--- Written instruction ---
Collect every line that includes the string "Customers".

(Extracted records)
^^^^^^^^
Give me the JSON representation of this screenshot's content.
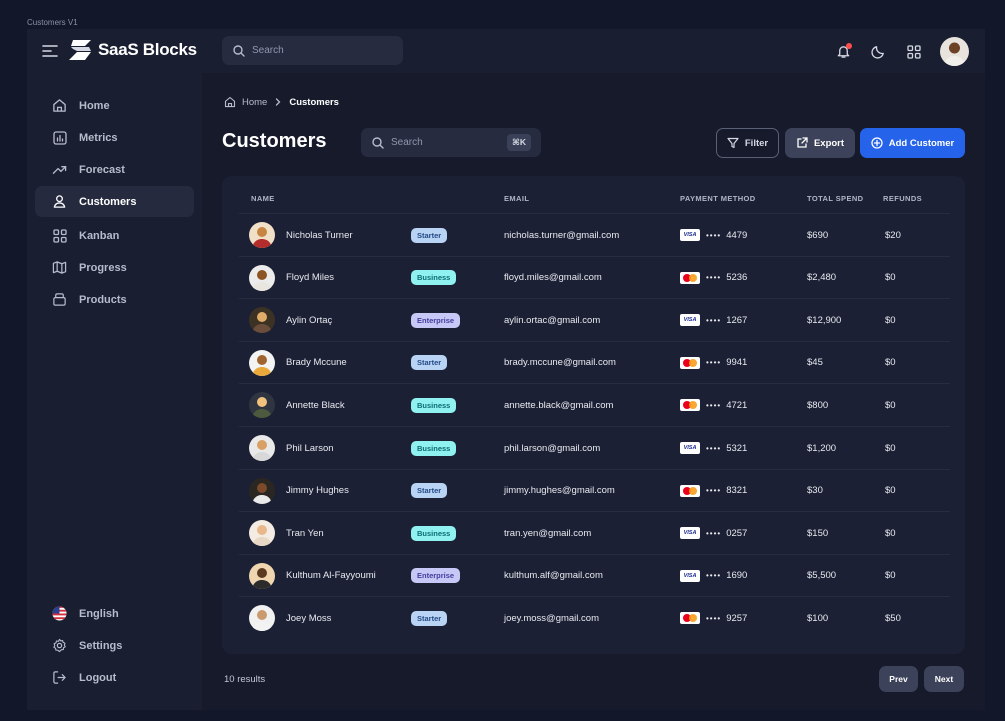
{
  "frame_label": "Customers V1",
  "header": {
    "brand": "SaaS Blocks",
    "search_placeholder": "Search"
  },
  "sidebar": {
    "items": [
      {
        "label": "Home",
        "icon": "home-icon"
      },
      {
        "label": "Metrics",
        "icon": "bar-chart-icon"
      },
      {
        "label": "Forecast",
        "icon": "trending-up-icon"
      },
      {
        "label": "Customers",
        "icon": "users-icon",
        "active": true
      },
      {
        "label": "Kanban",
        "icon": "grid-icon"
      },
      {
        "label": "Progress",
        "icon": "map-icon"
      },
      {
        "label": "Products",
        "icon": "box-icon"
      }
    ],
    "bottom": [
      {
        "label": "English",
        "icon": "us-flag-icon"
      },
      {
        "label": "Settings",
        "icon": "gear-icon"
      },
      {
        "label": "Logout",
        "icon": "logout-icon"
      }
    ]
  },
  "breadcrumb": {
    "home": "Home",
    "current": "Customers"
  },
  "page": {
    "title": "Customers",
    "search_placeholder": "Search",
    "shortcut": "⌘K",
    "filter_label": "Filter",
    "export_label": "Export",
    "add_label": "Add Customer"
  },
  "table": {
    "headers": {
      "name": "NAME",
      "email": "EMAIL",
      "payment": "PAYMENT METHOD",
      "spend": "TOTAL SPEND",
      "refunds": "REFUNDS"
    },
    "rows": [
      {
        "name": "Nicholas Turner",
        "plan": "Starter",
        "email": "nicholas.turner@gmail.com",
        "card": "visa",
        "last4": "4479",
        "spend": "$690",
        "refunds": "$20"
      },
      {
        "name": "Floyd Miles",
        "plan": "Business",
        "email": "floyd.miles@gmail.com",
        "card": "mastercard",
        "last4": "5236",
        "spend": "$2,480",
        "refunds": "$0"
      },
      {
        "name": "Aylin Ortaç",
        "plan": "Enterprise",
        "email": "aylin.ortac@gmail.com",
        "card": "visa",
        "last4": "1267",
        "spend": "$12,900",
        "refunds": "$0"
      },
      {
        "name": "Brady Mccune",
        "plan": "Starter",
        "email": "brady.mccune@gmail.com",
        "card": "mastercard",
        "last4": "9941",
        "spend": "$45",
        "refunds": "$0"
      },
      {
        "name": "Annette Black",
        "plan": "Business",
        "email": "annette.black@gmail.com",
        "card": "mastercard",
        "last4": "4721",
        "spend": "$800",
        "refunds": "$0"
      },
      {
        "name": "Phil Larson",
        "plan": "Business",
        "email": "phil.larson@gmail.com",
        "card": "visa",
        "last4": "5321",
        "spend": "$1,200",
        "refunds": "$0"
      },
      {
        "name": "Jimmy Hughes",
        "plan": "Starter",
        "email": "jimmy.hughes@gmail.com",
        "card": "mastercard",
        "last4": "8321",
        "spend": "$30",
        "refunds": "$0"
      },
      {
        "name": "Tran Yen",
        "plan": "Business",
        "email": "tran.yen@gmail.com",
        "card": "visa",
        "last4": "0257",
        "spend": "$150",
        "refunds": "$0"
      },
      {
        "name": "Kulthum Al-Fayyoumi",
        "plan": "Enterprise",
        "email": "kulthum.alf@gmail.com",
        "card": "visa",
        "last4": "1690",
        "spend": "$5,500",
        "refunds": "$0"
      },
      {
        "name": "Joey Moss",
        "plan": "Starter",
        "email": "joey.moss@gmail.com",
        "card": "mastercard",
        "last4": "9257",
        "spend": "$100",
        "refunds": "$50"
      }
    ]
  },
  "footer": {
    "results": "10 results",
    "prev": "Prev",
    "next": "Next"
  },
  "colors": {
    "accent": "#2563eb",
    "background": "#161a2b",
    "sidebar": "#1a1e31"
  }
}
^^^^^^^^
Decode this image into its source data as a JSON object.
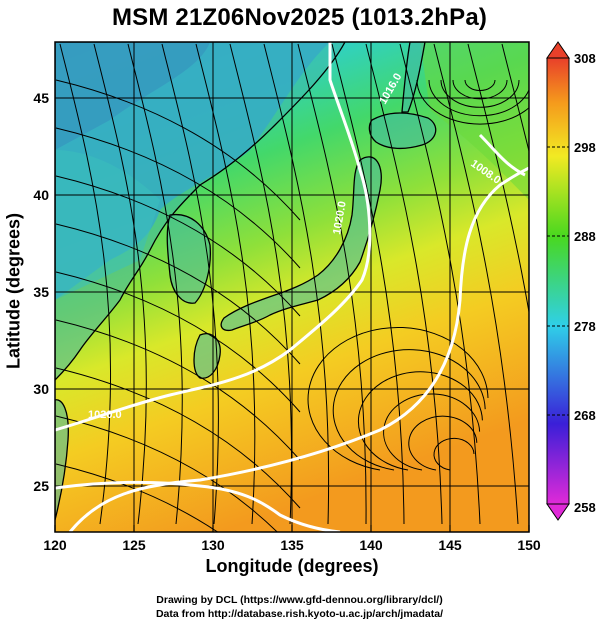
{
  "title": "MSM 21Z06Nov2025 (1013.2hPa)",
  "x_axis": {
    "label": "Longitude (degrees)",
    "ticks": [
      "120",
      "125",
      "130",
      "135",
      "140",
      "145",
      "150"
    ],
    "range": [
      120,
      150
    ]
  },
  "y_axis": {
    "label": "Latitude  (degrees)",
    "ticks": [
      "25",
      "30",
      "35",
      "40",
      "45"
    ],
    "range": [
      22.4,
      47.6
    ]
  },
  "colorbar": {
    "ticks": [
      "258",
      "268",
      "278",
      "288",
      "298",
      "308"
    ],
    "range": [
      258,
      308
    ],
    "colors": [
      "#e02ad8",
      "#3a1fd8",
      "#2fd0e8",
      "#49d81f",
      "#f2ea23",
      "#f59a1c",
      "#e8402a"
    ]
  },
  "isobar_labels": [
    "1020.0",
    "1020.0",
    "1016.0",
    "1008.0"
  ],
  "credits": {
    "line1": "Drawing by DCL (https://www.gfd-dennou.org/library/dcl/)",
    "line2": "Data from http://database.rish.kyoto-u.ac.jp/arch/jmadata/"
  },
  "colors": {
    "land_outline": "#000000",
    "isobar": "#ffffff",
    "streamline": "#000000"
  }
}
^^^^^^^^
--- Result ---
  "frame_label": "Customers V1",
        "label": "Customers",
    "current": "Customers"
    "title": "Customers",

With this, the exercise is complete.